- _DIRECTIVE_
Give back exactly the lines running from the line with "Transcribe this image's" to the end of the entries, and only those lines.

- _PROVIDED DATA_
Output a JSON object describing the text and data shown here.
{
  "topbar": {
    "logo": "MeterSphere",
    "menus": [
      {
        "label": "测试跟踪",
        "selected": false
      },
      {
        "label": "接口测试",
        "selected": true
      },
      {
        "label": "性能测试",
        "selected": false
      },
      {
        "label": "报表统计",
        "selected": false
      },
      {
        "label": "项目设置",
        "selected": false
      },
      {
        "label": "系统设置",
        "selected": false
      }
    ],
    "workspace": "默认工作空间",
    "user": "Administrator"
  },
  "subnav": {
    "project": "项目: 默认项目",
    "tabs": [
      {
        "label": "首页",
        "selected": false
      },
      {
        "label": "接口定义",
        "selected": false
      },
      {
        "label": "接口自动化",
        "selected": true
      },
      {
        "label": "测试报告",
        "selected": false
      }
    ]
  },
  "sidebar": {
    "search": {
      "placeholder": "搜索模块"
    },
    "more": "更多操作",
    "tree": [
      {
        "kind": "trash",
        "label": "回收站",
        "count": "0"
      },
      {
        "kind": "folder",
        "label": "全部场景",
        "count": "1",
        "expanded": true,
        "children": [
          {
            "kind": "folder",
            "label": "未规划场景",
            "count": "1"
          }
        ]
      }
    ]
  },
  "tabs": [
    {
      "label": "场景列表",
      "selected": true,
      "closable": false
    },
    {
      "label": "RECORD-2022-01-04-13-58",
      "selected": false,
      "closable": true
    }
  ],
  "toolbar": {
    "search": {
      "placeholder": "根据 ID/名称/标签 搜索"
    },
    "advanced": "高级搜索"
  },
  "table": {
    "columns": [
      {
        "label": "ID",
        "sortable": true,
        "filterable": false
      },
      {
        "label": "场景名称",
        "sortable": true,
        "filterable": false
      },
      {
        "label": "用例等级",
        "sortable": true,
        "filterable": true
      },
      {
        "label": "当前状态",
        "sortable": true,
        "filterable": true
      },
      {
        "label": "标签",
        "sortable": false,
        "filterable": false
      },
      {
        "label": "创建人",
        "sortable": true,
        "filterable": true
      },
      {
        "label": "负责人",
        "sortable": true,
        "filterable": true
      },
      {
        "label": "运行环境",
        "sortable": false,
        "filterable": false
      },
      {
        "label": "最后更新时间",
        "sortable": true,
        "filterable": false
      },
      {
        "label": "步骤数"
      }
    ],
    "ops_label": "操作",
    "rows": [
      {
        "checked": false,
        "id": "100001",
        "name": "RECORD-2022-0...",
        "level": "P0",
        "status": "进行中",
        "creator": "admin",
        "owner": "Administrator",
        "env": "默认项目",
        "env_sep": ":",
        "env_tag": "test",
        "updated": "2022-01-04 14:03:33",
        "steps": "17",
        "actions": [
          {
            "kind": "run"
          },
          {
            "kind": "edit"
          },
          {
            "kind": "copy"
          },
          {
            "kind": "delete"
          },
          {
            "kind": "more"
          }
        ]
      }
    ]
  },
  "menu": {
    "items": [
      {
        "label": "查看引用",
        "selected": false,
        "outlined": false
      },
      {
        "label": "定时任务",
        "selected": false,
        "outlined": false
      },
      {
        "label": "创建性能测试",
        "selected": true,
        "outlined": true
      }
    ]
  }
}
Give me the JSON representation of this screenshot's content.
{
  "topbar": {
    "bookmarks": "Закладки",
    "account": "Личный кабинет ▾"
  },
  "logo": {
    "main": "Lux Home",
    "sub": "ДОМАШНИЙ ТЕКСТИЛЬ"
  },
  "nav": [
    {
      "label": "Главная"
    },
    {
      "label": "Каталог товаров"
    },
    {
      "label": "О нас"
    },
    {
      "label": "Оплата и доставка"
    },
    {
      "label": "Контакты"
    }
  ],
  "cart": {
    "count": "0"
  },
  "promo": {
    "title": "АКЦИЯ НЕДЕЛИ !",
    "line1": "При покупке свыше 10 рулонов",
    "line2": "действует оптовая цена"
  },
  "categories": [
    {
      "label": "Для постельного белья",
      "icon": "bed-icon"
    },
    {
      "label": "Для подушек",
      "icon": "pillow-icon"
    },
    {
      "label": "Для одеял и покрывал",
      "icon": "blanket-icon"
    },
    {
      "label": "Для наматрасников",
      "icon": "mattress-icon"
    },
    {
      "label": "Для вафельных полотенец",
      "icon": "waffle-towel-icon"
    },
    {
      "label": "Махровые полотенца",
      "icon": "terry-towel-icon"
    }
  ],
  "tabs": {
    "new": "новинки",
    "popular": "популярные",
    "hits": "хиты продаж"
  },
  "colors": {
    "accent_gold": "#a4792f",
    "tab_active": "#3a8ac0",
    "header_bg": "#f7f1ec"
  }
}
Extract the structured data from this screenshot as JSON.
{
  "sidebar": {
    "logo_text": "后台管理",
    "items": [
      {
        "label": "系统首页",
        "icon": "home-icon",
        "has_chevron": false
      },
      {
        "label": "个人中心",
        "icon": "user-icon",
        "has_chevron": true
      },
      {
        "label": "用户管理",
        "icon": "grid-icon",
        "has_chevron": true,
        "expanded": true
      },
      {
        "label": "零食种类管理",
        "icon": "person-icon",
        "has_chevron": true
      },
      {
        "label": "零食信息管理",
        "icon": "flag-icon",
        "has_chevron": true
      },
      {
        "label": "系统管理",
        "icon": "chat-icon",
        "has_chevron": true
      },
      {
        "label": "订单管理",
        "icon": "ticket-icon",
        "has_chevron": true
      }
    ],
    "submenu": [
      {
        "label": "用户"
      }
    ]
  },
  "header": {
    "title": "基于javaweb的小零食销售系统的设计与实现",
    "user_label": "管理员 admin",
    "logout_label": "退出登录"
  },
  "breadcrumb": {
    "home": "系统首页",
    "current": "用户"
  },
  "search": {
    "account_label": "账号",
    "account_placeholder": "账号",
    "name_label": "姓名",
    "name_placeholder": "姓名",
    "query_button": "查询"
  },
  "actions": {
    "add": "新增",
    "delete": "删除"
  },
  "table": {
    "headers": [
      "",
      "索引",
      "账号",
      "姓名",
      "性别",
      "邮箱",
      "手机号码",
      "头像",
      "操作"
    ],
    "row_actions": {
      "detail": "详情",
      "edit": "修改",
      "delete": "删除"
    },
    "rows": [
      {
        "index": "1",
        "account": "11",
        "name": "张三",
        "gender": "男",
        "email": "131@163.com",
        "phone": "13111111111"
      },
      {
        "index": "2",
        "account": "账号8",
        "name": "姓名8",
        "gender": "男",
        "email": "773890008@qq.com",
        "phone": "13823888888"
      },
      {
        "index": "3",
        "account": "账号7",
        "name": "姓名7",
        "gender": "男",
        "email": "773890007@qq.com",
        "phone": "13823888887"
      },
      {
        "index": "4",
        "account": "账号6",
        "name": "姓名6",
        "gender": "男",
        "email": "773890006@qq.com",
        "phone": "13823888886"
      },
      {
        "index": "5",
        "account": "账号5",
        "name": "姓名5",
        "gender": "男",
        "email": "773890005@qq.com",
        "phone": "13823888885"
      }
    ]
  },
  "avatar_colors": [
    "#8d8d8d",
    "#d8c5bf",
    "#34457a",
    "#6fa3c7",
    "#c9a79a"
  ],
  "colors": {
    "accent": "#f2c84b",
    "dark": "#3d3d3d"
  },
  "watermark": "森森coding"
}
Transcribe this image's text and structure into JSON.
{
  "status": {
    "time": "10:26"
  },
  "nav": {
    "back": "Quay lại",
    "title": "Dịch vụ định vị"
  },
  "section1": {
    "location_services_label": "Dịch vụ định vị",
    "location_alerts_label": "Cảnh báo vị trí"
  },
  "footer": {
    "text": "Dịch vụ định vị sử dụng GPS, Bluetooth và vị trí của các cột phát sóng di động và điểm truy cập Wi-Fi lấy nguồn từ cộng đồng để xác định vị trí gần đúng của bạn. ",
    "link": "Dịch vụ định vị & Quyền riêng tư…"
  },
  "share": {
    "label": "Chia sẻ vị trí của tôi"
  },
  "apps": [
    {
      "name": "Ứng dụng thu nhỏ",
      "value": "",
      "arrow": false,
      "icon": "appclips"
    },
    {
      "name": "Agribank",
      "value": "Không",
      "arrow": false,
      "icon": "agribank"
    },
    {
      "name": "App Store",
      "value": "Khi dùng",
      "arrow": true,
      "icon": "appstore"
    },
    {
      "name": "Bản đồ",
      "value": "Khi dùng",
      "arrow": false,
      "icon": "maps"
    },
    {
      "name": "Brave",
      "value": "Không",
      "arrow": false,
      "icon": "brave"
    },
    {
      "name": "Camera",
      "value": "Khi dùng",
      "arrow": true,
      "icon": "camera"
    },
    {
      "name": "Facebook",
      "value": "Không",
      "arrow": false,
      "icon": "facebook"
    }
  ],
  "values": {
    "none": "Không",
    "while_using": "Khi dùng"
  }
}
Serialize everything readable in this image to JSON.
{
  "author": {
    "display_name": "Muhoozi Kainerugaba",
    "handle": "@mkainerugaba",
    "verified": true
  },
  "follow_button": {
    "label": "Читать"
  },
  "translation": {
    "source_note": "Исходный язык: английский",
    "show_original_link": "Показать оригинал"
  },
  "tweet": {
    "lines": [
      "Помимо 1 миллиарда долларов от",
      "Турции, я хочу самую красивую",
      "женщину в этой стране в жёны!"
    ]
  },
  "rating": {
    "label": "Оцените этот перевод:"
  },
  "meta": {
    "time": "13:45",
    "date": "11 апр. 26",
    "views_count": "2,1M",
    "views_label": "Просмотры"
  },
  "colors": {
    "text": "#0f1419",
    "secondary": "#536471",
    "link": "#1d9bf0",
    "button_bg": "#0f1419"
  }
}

- _PROBLEM SOLUTION_
Transcribe this image's text and structure into JSON.
{
  "status": {
    "time": "10:26"
  },
  "nav": {
    "back": "Quay lại",
    "title": "Dịch vụ định vị"
  },
  "section1": {
    "location_services_label": "Dịch vụ định vị",
    "location_alerts_label": "Cảnh báo vị trí"
  },
  "footer": {
    "text": "Dịch vụ định vị sử dụng GPS, Bluetooth và vị trí của các cột phát sóng di động và điểm truy cập Wi-Fi lấy nguồn từ cộng đồng để xác định vị trí gần đúng của bạn. ",
    "link": "Dịch vụ định vị & Quyền riêng tư…"
  },
  "share": {
    "label": "Chia sẻ vị trí của tôi"
  },
  "apps": [
    {
      "name": "Ứng dụng thu nhỏ",
      "value": "",
      "arrow": false,
      "icon": "appclips"
    },
    {
      "name": "Agribank",
      "value": "Không",
      "arrow": false,
      "icon": "agribank"
    },
    {
      "name": "App Store",
      "value": "Khi dùng",
      "arrow": true,
      "icon": "appstore"
    },
    {
      "name": "Bản đồ",
      "value": "Khi dùng",
      "arrow": false,
      "icon": "maps"
    },
    {
      "name": "Brave",
      "value": "Không",
      "arrow": false,
      "icon": "brave"
    },
    {
      "name": "Camera",
      "value": "Khi dùng",
      "arrow": true,
      "icon": "camera"
    },
    {
      "name": "Facebook",
      "value": "Không",
      "arrow": false,
      "icon": "facebook"
    }
  ],
  "values": {
    "none": "Không",
    "while_using": "Khi dùng"
  }
}
Serialize everything readable in this image to JSON.
{
  "author": {
    "display_name": "Muhoozi Kainerugaba",
    "handle": "@mkainerugaba",
    "verified": true
  },
  "follow_button": {
    "label": "Читать"
  },
  "translation": {
    "source_note": "Исходный язык: английский",
    "show_original_link": "Показать оригинал"
  },
  "tweet": {
    "lines": [
      "Помимо 1 миллиарда долларов от",
      "Турции, я хочу самую красивую",
      "женщину в этой стране в жёны!"
    ]
  },
  "rating": {
    "label": "Оцените этот перевод:"
  },
  "meta": {
    "time": "13:45",
    "date": "11 апр. 26",
    "views_count": "2,1M",
    "views_label": "Просмотры"
  },
  "colors": {
    "text": "#0f1419",
    "secondary": "#536471",
    "link": "#1d9bf0",
    "button_bg": "#0f1419"
  }
}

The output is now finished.